--- Start ---
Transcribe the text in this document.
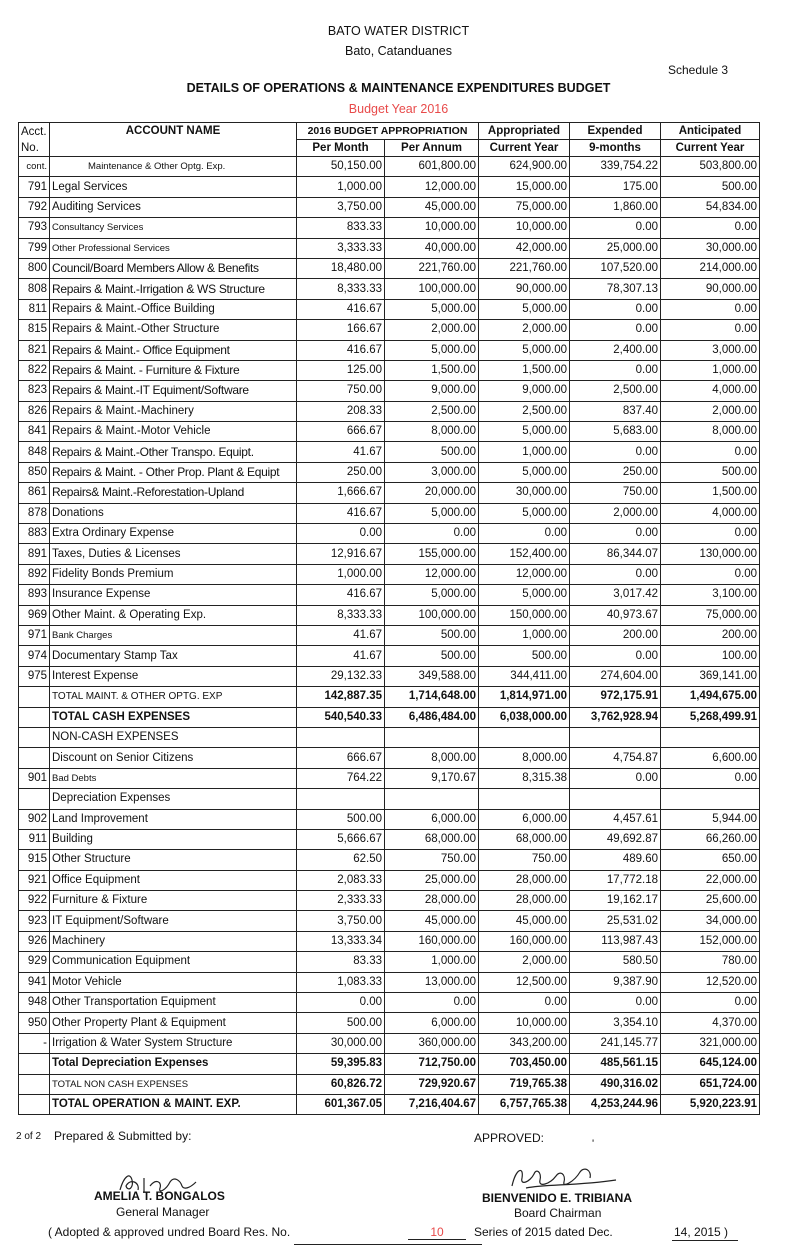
BATO WATER DISTRICT
Bato, Catanduanes
Schedule 3
DETAILS OF OPERATIONS & MAINTENANCE EXPENDITURES BUDGET
Budget Year 2016
Acct.
No.	ACCOUNT NAME	2016 BUDGET APPROPRIATION		Appropriated	Expended	Anticipated
		Per Month	Per Annum	Current Year	9-months	Current Year
cont.	Maintenance & Other Optg. Exp.	50,150.00	601,800.00	624,900.00	339,754.22	503,800.00
791	Legal Services	1,000.00	12,000.00	15,000.00	175.00	500.00
792	Auditing Services	3,750.00	45,000.00	75,000.00	1,860.00	54,834.00
793	Consultancy Services	833.33	10,000.00	10,000.00	0.00	0.00
799	Other Professional Services	3,333.33	40,000.00	42,000.00	25,000.00	30,000.00
800	Council/Board Members Allow & Benefits	18,480.00	221,760.00	221,760.00	107,520.00	214,000.00
808	Repairs & Maint.-Irrigation & WS Structure	8,333.33	100,000.00	90,000.00	78,307.13	90,000.00
811	Repairs & Maint.-Office Building	416.67	5,000.00	5,000.00	0.00	0.00
815	Repairs & Maint.-Other Structure	166.67	2,000.00	2,000.00	0.00	0.00
821	Repairs & Maint.- Office Equipment	416.67	5,000.00	5,000.00	2,400.00	3,000.00
822	Repairs & Maint. - Furniture & Fixture	125.00	1,500.00	1,500.00	0.00	1,000.00
823	Repairs & Maint.-IT Equiment/Software	750.00	9,000.00	9,000.00	2,500.00	4,000.00
826	Repairs & Maint.-Machinery	208.33	2,500.00	2,500.00	837.40	2,000.00
841	Repairs & Maint.-Motor Vehicle	666.67	8,000.00	5,000.00	5,683.00	8,000.00
848	Repairs & Maint.-Other Transpo. Equipt.	41.67	500.00	1,000.00	0.00	0.00
850	Repairs & Maint. - Other Prop. Plant & Equipt	250.00	3,000.00	5,000.00	250.00	500.00
861	Repairs& Maint.-Reforestation-Upland	1,666.67	20,000.00	30,000.00	750.00	1,500.00
878	Donations	416.67	5,000.00	5,000.00	2,000.00	4,000.00
883	Extra Ordinary Expense	0.00	0.00	0.00	0.00	0.00
891	Taxes, Duties & Licenses	12,916.67	155,000.00	152,400.00	86,344.07	130,000.00
892	Fidelity Bonds Premium	1,000.00	12,000.00	12,000.00	0.00	0.00
893	Insurance Expense	416.67	5,000.00	5,000.00	3,017.42	3,100.00
969	Other Maint. & Operating Exp.	8,333.33	100,000.00	150,000.00	40,973.67	75,000.00
971	Bank Charges	41.67	500.00	1,000.00	200.00	200.00
974	Documentary Stamp Tax	41.67	500.00	500.00	0.00	100.00
975	Interest Expense	29,132.33	349,588.00	344,411.00	274,604.00	369,141.00
	TOTAL MAINT. & OTHER OPTG. EXP	142,887.35	1,714,648.00	1,814,971.00	972,175.91	1,494,675.00
	TOTAL CASH EXPENSES	540,540.33	6,486,484.00	6,038,000.00	3,762,928.94	5,268,499.91
	NON-CASH EXPENSES					
	Discount on Senior Citizens	666.67	8,000.00	8,000.00	4,754.87	6,600.00
901	Bad Debts	764.22	9,170.67	8,315.38	0.00	0.00
	Depreciation Expenses					
902	Land Improvement	500.00	6,000.00	6,000.00	4,457.61	5,944.00
911	Building	5,666.67	68,000.00	68,000.00	49,692.87	66,260.00
915	Other Structure	62.50	750.00	750.00	489.60	650.00
921	Office Equipment	2,083.33	25,000.00	28,000.00	17,772.18	22,000.00
922	Furniture & Fixture	2,333.33	28,000.00	28,000.00	19,162.17	25,600.00
923	IT Equipment/Software	3,750.00	45,000.00	45,000.00	25,531.02	34,000.00
926	Machinery	13,333.34	160,000.00	160,000.00	113,987.43	152,000.00
929	Communication Equipment	83.33	1,000.00	2,000.00	580.50	780.00
941	Motor Vehicle	1,083.33	13,000.00	12,500.00	9,387.90	12,520.00
948	Other Transportation Equipment	0.00	0.00	0.00	0.00	0.00
950	Other Property Plant & Equipment	500.00	6,000.00	10,000.00	3,354.10	4,370.00
-	Irrigation & Water System Structure	30,000.00	360,000.00	343,200.00	241,145.77	321,000.00
	Total Depreciation Expenses	59,395.83	712,750.00	703,450.00	485,561.15	645,124.00
	TOTAL NON CASH EXPENSES	60,826.72	729,920.67	719,765.38	490,316.02	651,724.00
	TOTAL OPERATION & MAINT. EXP.	601,367.05	7,216,404.67	6,757,765.38	4,253,244.96	5,920,223.91
2 of 2 Prepared & Submitted by:	APPROVED:	'
AMELIA T. BONGALOS
General Manager
BIENVENIDO E. TRIBIANA
Board Chairman
( Adopted & approved undred Board Res. No.	10	Series of 2015 dated Dec.	14, 2015 )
--- End ---
Print each record exactly as it stands, leaving the images out.

Problem solution -
Transcribe the text in this document.
BATO WATER DISTRICT
Bato, Catanduanes
Schedule 3
DETAILS OF OPERATIONS & MAINTENANCE EXPENDITURES BUDGET
Budget Year 2016
Acct.
No.	ACCOUNT NAME	2016 BUDGET APPROPRIATION		Appropriated	Expended	Anticipated
		Per Month	Per Annum	Current Year	9-months	Current Year
cont.	Maintenance & Other Optg. Exp.	50,150.00	601,800.00	624,900.00	339,754.22	503,800.00
791	Legal Services	1,000.00	12,000.00	15,000.00	175.00	500.00
792	Auditing Services	3,750.00	45,000.00	75,000.00	1,860.00	54,834.00
793	Consultancy Services	833.33	10,000.00	10,000.00	0.00	0.00
799	Other Professional Services	3,333.33	40,000.00	42,000.00	25,000.00	30,000.00
800	Council/Board Members Allow & Benefits	18,480.00	221,760.00	221,760.00	107,520.00	214,000.00
808	Repairs & Maint.-Irrigation & WS Structure	8,333.33	100,000.00	90,000.00	78,307.13	90,000.00
811	Repairs & Maint.-Office Building	416.67	5,000.00	5,000.00	0.00	0.00
815	Repairs & Maint.-Other Structure	166.67	2,000.00	2,000.00	0.00	0.00
821	Repairs & Maint.- Office Equipment	416.67	5,000.00	5,000.00	2,400.00	3,000.00
822	Repairs & Maint. - Furniture & Fixture	125.00	1,500.00	1,500.00	0.00	1,000.00
823	Repairs & Maint.-IT Equiment/Software	750.00	9,000.00	9,000.00	2,500.00	4,000.00
826	Repairs & Maint.-Machinery	208.33	2,500.00	2,500.00	837.40	2,000.00
841	Repairs & Maint.-Motor Vehicle	666.67	8,000.00	5,000.00	5,683.00	8,000.00
848	Repairs & Maint.-Other Transpo. Equipt.	41.67	500.00	1,000.00	0.00	0.00
850	Repairs & Maint. - Other Prop. Plant & Equipt	250.00	3,000.00	5,000.00	250.00	500.00
861	Repairs& Maint.-Reforestation-Upland	1,666.67	20,000.00	30,000.00	750.00	1,500.00
878	Donations	416.67	5,000.00	5,000.00	2,000.00	4,000.00
883	Extra Ordinary Expense	0.00	0.00	0.00	0.00	0.00
891	Taxes, Duties & Licenses	12,916.67	155,000.00	152,400.00	86,344.07	130,000.00
892	Fidelity Bonds Premium	1,000.00	12,000.00	12,000.00	0.00	0.00
893	Insurance Expense	416.67	5,000.00	5,000.00	3,017.42	3,100.00
969	Other Maint. & Operating Exp.	8,333.33	100,000.00	150,000.00	40,973.67	75,000.00
971	Bank Charges	41.67	500.00	1,000.00	200.00	200.00
974	Documentary Stamp Tax	41.67	500.00	500.00	0.00	100.00
975	Interest Expense	29,132.33	349,588.00	344,411.00	274,604.00	369,141.00
	TOTAL MAINT. & OTHER OPTG. EXP	142,887.35	1,714,648.00	1,814,971.00	972,175.91	1,494,675.00
	TOTAL CASH EXPENSES	540,540.33	6,486,484.00	6,038,000.00	3,762,928.94	5,268,499.91
	NON-CASH EXPENSES					
	Discount on Senior Citizens	666.67	8,000.00	8,000.00	4,754.87	6,600.00
901	Bad Debts	764.22	9,170.67	8,315.38	0.00	0.00
	Depreciation Expenses					
902	Land Improvement	500.00	6,000.00	6,000.00	4,457.61	5,944.00
911	Building	5,666.67	68,000.00	68,000.00	49,692.87	66,260.00
915	Other Structure	62.50	750.00	750.00	489.60	650.00
921	Office Equipment	2,083.33	25,000.00	28,000.00	17,772.18	22,000.00
922	Furniture & Fixture	2,333.33	28,000.00	28,000.00	19,162.17	25,600.00
923	IT Equipment/Software	3,750.00	45,000.00	45,000.00	25,531.02	34,000.00
926	Machinery	13,333.34	160,000.00	160,000.00	113,987.43	152,000.00
929	Communication Equipment	83.33	1,000.00	2,000.00	580.50	780.00
941	Motor Vehicle	1,083.33	13,000.00	12,500.00	9,387.90	12,520.00
948	Other Transportation Equipment	0.00	0.00	0.00	0.00	0.00
950	Other Property Plant & Equipment	500.00	6,000.00	10,000.00	3,354.10	4,370.00
-	Irrigation & Water System Structure	30,000.00	360,000.00	343,200.00	241,145.77	321,000.00
	Total Depreciation Expenses	59,395.83	712,750.00	703,450.00	485,561.15	645,124.00
	TOTAL NON CASH EXPENSES	60,826.72	729,920.67	719,765.38	490,316.02	651,724.00
	TOTAL OPERATION & MAINT. EXP.	601,367.05	7,216,404.67	6,757,765.38	4,253,244.96	5,920,223.91
2 of 2 Prepared & Submitted by:	APPROVED:	'
AMELIA T. BONGALOS
General Manager
BIENVENIDO E. TRIBIANA
Board Chairman
( Adopted & approved undred Board Res. No.	10	Series of 2015 dated Dec.	14, 2015 )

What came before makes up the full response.